▶ **Data shown**:
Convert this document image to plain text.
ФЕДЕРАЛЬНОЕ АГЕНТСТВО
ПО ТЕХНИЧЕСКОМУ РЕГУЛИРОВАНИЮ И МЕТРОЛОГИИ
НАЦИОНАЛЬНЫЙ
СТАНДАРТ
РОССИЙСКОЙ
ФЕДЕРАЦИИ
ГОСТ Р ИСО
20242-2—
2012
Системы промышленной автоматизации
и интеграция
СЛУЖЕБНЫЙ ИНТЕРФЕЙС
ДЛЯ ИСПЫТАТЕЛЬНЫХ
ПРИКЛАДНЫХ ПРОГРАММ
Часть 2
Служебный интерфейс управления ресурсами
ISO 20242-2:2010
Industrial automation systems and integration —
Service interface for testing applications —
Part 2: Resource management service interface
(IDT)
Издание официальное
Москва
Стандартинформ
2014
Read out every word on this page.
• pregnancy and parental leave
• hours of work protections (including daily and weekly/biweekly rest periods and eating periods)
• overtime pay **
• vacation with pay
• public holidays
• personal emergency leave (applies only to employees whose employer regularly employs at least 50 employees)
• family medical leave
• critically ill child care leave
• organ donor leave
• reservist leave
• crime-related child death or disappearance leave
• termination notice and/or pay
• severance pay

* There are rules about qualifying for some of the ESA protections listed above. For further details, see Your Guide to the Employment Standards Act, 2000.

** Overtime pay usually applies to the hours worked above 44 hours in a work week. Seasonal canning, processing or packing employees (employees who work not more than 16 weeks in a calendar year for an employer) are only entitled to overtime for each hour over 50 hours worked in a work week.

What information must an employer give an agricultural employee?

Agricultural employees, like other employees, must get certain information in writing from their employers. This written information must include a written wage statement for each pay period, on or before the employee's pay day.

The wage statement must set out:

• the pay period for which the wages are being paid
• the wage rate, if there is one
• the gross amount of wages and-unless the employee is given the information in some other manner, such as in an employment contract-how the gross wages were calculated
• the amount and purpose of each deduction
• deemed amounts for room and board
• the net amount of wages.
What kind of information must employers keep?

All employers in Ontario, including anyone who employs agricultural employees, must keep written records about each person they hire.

▶ **Description of the task**: How many of the lines above include the word "work"? Respond with the number alone.

▶ **Complete output**: 2